The listing below should be copied in full, word for word.

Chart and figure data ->
◆ ◆ ◆ ◆
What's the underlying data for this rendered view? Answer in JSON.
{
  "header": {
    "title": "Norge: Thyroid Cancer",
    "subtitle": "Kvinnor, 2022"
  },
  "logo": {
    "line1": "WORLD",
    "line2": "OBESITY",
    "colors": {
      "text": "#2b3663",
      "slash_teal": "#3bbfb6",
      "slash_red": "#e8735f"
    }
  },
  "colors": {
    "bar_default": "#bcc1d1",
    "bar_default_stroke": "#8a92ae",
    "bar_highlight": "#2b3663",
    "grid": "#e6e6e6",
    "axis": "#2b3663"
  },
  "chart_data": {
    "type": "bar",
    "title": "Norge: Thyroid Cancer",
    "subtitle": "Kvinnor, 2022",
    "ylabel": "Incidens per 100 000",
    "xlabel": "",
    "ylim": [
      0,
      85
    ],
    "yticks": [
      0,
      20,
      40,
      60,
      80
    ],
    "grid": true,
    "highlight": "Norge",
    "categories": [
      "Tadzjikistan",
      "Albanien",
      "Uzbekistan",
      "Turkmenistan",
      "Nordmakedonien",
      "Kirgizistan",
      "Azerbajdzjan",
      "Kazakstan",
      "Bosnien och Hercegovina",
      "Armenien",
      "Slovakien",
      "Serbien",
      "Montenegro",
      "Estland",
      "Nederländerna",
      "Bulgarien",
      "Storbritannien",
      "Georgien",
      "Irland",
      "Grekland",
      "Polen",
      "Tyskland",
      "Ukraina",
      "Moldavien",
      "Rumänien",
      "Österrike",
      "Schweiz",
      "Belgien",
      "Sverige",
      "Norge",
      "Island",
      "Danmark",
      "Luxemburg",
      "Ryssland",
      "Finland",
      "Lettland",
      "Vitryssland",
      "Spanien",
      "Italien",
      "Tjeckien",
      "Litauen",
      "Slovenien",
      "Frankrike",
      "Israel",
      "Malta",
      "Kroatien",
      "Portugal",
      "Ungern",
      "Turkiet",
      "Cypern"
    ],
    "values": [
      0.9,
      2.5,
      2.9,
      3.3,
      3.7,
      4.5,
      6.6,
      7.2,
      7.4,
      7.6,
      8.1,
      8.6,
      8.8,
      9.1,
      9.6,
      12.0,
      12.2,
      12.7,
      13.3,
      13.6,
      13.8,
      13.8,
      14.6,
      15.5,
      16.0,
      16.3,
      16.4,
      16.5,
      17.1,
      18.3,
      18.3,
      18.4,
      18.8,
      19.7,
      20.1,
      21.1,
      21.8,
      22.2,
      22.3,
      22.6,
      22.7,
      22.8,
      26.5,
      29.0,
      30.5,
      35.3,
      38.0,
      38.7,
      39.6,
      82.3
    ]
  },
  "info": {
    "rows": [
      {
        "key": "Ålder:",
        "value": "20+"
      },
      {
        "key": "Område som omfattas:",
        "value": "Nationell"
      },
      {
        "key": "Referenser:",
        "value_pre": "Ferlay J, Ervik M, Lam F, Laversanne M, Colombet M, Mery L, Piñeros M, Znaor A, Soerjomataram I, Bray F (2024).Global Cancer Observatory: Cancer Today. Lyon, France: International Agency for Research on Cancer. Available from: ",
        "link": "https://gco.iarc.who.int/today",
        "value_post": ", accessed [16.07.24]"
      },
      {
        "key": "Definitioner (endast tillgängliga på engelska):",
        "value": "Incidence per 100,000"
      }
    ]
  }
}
◆ ◆ ◆ ◆
FULL ANSWER ->
What's the underlying data for this rendered view? Answer in JSON.
{
  "header": {
    "title": "Norge: Thyroid Cancer",
    "subtitle": "Kvinnor, 2022"
  },
  "logo": {
    "line1": "WORLD",
    "line2": "OBESITY",
    "colors": {
      "text": "#2b3663",
      "slash_teal": "#3bbfb6",
      "slash_red": "#e8735f"
    }
  },
  "colors": {
    "bar_default": "#bcc1d1",
    "bar_default_stroke": "#8a92ae",
    "bar_highlight": "#2b3663",
    "grid": "#e6e6e6",
    "axis": "#2b3663"
  },
  "chart_data": {
    "type": "bar",
    "title": "Norge: Thyroid Cancer",
    "subtitle": "Kvinnor, 2022",
    "ylabel": "Incidens per 100 000",
    "xlabel": "",
    "ylim": [
      0,
      85
    ],
    "yticks": [
      0,
      20,
      40,
      60,
      80
    ],
    "grid": true,
    "highlight": "Norge",
    "categories": [
      "Tadzjikistan",
      "Albanien",
      "Uzbekistan",
      "Turkmenistan",
      "Nordmakedonien",
      "Kirgizistan",
      "Azerbajdzjan",
      "Kazakstan",
      "Bosnien och Hercegovina",
      "Armenien",
      "Slovakien",
      "Serbien",
      "Montenegro",
      "Estland",
      "Nederländerna",
      "Bulgarien",
      "Storbritannien",
      "Georgien",
      "Irland",
      "Grekland",
      "Polen",
      "Tyskland",
      "Ukraina",
      "Moldavien",
      "Rumänien",
      "Österrike",
      "Schweiz",
      "Belgien",
      "Sverige",
      "Norge",
      "Island",
      "Danmark",
      "Luxemburg",
      "Ryssland",
      "Finland",
      "Lettland",
      "Vitryssland",
      "Spanien",
      "Italien",
      "Tjeckien",
      "Litauen",
      "Slovenien",
      "Frankrike",
      "Israel",
      "Malta",
      "Kroatien",
      "Portugal",
      "Ungern",
      "Turkiet",
      "Cypern"
    ],
    "values": [
      0.9,
      2.5,
      2.9,
      3.3,
      3.7,
      4.5,
      6.6,
      7.2,
      7.4,
      7.6,
      8.1,
      8.6,
      8.8,
      9.1,
      9.6,
      12.0,
      12.2,
      12.7,
      13.3,
      13.6,
      13.8,
      13.8,
      14.6,
      15.5,
      16.0,
      16.3,
      16.4,
      16.5,
      17.1,
      18.3,
      18.3,
      18.4,
      18.8,
      19.7,
      20.1,
      21.1,
      21.8,
      22.2,
      22.3,
      22.6,
      22.7,
      22.8,
      26.5,
      29.0,
      30.5,
      35.3,
      38.0,
      38.7,
      39.6,
      82.3
    ]
  },
  "info": {
    "rows": [
      {
        "key": "Ålder:",
        "value": "20+"
      },
      {
        "key": "Område som omfattas:",
        "value": "Nationell"
      },
      {
        "key": "Referenser:",
        "value_pre": "Ferlay J, Ervik M, Lam F, Laversanne M, Colombet M, Mery L, Piñeros M, Znaor A, Soerjomataram I, Bray F (2024).Global Cancer Observatory: Cancer Today. Lyon, France: International Agency for Research on Cancer. Available from: ",
        "link": "https://gco.iarc.who.int/today",
        "value_post": ", accessed [16.07.24]"
      },
      {
        "key": "Definitioner (endast tillgängliga på engelska):",
        "value": "Incidence per 100,000"
      }
    ]
  }
}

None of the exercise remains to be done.